Directive: Figure out how many lines of the material below contain the word "پنجم". Answer with the number only.

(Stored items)
════

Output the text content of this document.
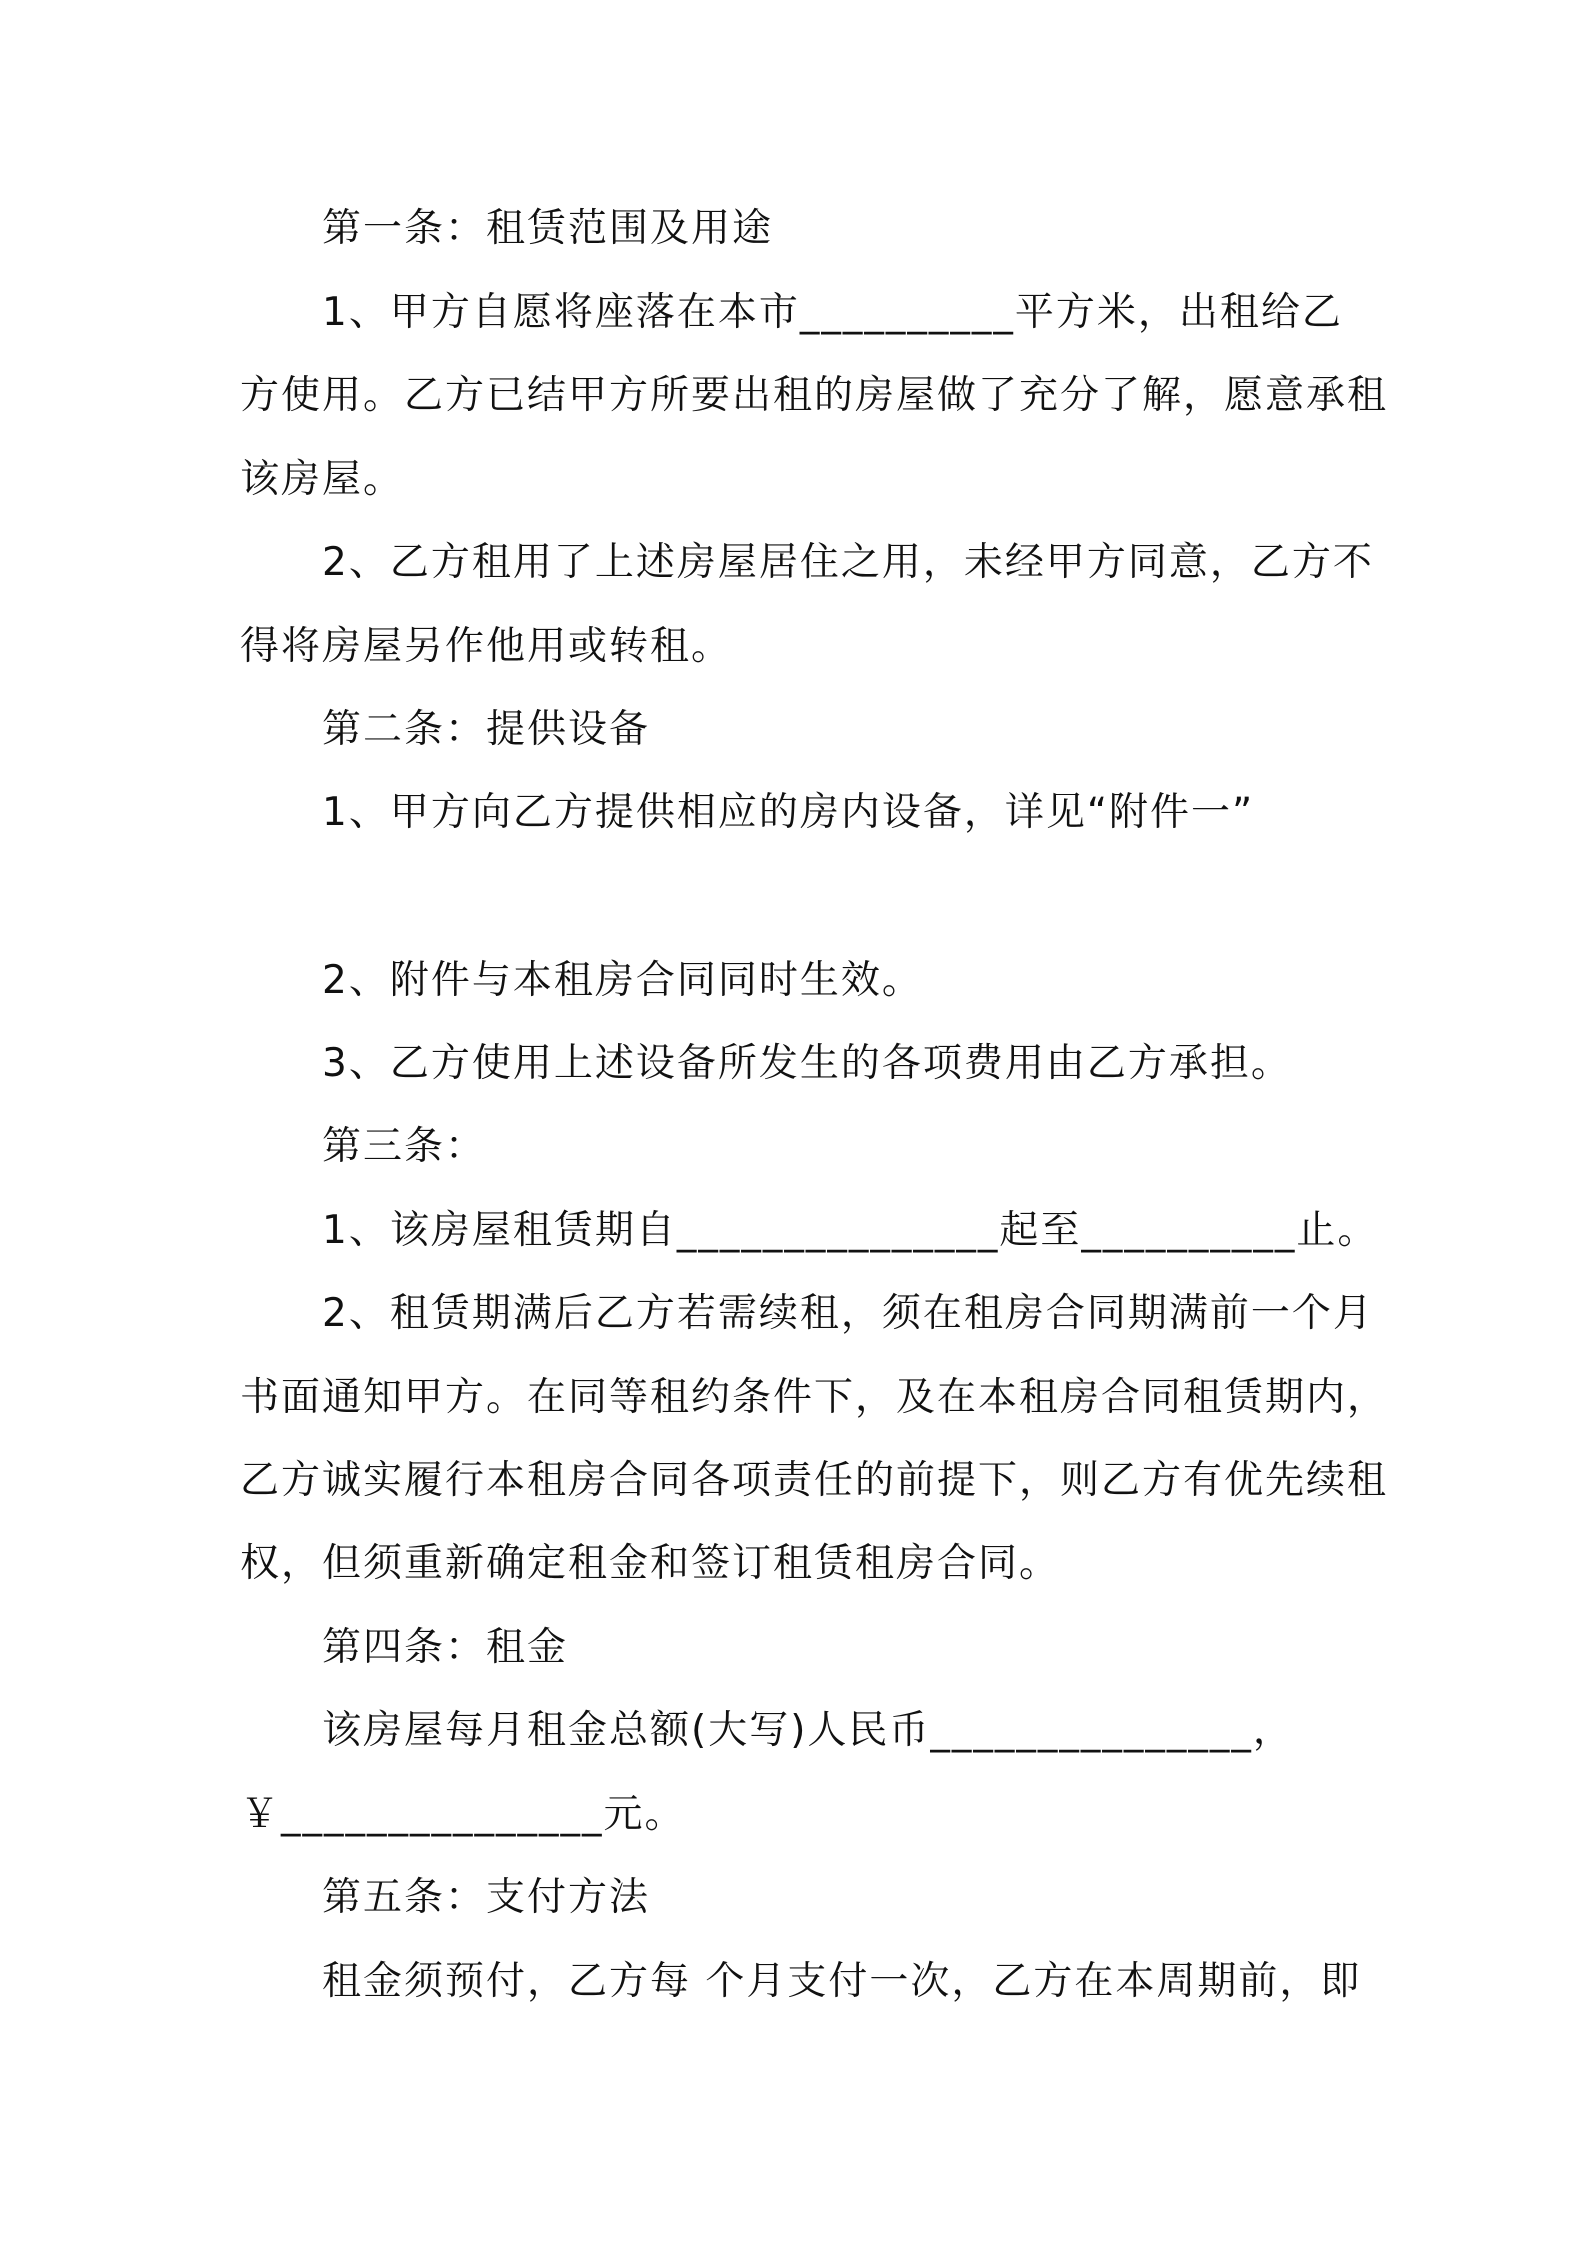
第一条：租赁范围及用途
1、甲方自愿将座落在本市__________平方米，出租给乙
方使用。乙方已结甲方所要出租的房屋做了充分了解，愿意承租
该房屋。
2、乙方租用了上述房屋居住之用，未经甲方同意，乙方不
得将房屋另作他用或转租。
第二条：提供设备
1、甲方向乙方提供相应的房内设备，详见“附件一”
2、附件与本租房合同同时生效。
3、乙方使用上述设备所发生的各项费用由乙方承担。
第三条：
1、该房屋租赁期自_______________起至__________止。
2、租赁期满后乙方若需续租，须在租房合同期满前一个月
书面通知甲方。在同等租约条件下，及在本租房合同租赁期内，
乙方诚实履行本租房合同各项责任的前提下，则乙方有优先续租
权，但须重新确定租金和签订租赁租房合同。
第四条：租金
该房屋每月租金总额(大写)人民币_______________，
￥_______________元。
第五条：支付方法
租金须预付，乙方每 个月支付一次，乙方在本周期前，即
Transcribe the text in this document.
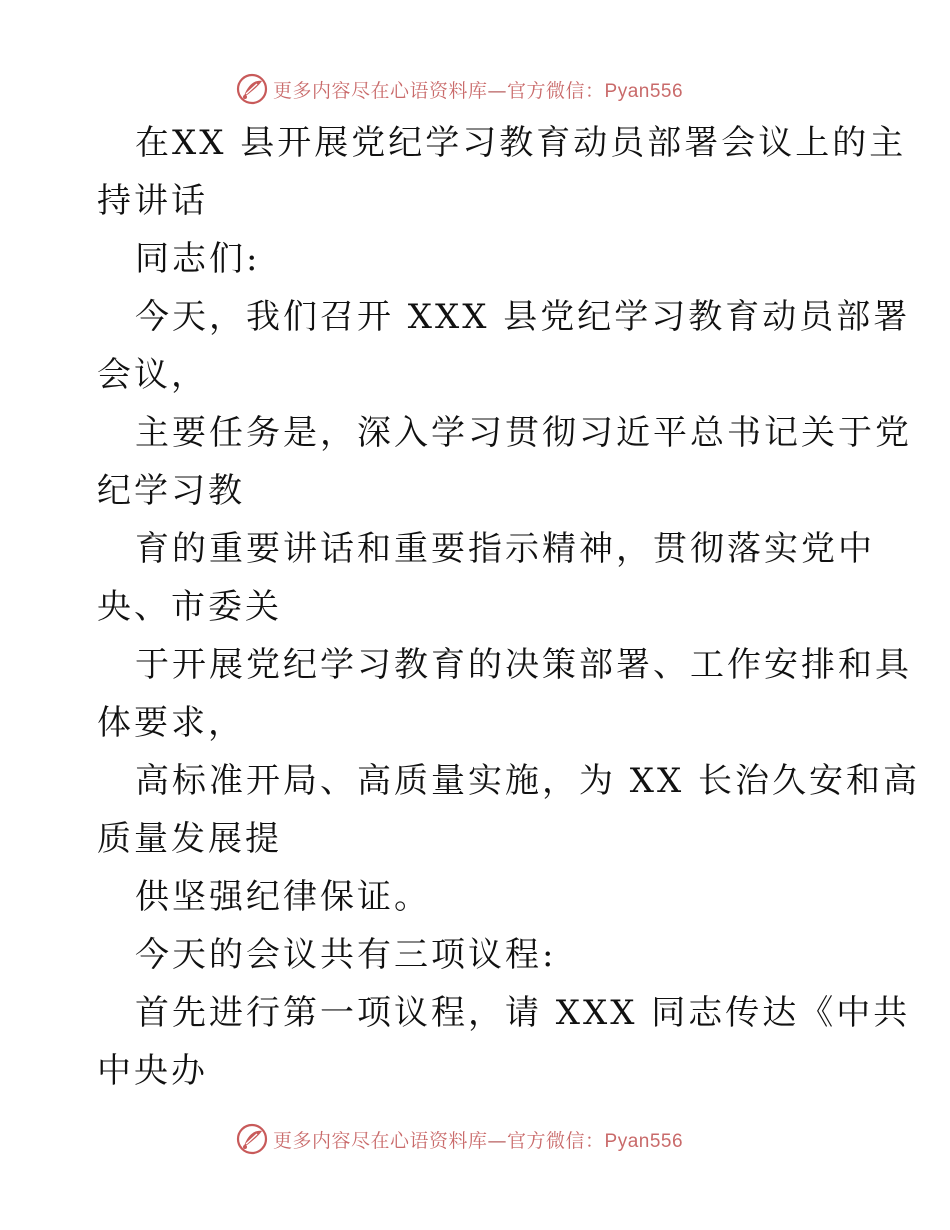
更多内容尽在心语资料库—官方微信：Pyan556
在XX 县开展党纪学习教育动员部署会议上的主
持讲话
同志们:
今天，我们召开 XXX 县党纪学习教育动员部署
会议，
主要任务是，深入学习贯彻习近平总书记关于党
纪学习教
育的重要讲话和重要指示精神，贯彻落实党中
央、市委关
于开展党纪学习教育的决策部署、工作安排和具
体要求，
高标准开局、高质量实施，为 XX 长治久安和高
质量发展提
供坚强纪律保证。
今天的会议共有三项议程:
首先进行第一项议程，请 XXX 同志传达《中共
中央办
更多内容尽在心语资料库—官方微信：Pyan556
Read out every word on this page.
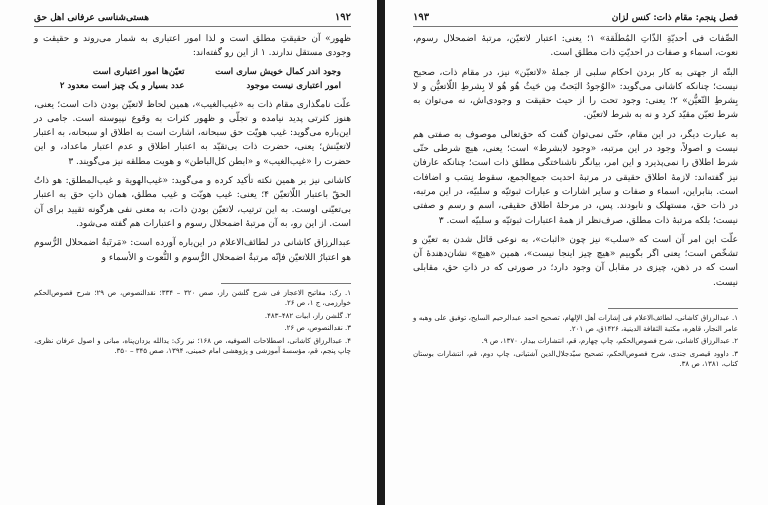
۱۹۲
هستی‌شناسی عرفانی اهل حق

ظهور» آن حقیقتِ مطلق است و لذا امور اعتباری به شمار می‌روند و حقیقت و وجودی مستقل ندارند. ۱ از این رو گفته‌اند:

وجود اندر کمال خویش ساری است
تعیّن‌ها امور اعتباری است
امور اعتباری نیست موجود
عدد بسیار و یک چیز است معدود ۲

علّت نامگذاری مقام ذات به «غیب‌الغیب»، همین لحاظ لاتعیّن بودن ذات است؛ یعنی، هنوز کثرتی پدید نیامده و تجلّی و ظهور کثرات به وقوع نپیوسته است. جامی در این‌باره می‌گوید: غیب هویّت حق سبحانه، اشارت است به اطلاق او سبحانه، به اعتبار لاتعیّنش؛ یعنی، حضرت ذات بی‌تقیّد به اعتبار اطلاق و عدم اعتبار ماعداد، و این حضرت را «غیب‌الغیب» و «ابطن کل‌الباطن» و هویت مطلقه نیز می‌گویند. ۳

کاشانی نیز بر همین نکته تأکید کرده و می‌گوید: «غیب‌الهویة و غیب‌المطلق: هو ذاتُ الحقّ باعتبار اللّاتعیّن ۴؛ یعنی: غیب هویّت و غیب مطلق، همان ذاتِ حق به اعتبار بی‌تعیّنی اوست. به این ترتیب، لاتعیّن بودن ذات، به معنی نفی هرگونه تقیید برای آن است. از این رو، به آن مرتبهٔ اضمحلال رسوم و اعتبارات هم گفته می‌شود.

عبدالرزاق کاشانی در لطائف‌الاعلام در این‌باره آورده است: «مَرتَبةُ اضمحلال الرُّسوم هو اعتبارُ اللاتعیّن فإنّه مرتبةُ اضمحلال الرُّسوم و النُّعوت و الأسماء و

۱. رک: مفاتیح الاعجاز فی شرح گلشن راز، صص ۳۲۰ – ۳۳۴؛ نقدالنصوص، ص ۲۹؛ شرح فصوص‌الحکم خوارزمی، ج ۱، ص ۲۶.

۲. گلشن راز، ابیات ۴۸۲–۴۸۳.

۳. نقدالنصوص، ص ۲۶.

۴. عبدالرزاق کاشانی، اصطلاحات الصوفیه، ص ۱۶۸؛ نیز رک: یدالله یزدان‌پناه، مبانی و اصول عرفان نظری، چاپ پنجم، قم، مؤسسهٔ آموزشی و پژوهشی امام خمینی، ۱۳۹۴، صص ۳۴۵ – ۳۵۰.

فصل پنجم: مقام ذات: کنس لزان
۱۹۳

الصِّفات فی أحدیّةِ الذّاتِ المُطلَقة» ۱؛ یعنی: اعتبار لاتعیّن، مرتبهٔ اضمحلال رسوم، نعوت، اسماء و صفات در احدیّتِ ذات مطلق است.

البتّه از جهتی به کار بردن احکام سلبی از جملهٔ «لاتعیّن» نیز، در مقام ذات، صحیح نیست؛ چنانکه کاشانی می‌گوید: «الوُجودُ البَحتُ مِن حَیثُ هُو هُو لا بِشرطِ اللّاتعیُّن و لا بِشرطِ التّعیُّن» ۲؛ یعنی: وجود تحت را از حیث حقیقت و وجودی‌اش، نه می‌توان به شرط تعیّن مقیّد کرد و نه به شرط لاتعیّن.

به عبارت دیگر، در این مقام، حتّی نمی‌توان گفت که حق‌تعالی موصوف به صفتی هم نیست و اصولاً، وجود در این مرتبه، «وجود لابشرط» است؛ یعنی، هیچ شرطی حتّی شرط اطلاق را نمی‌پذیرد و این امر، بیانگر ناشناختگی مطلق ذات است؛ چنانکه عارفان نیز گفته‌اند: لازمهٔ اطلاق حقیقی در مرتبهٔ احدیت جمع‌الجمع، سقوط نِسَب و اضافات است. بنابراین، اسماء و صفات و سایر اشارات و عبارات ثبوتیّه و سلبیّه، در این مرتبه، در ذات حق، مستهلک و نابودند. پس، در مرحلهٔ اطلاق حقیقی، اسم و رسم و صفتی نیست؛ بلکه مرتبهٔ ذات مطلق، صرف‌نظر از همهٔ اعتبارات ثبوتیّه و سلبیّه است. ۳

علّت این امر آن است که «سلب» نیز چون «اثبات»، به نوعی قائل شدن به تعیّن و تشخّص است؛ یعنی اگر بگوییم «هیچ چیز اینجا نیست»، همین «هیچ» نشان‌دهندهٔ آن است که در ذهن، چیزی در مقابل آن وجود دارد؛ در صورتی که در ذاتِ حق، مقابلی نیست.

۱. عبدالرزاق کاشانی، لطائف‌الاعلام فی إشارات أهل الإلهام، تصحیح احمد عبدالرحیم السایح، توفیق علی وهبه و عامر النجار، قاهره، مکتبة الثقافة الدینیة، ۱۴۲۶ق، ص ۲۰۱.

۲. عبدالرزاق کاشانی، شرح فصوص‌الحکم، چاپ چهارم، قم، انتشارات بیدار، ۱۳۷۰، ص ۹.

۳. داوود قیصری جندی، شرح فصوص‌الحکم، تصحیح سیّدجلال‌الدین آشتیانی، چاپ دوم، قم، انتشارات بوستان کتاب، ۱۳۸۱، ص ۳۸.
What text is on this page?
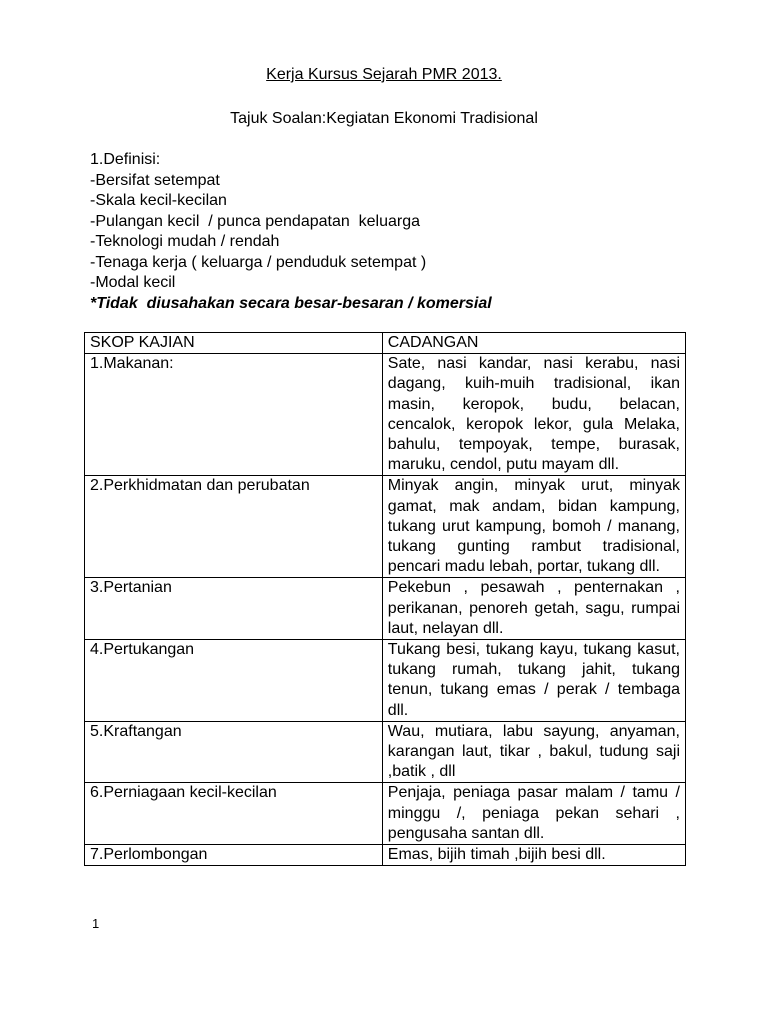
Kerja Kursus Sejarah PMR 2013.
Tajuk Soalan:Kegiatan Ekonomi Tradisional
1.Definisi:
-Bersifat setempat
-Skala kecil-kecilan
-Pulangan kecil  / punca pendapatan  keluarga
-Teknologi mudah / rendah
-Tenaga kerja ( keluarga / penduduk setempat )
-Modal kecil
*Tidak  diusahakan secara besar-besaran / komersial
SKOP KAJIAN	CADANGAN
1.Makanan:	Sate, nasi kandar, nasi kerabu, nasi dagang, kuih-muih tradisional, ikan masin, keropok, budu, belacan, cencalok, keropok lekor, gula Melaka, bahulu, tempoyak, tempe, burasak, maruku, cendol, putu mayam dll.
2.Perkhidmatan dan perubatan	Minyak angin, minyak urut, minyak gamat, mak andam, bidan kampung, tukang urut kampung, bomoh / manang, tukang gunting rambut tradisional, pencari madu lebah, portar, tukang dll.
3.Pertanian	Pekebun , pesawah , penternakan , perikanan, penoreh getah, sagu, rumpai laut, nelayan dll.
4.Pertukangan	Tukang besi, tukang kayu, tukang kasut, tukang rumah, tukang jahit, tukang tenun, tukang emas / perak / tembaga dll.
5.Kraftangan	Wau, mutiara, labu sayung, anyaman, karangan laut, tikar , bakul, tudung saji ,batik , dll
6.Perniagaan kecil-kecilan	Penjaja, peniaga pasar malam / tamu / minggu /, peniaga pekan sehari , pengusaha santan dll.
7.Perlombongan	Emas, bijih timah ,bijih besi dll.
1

════

Full response: 2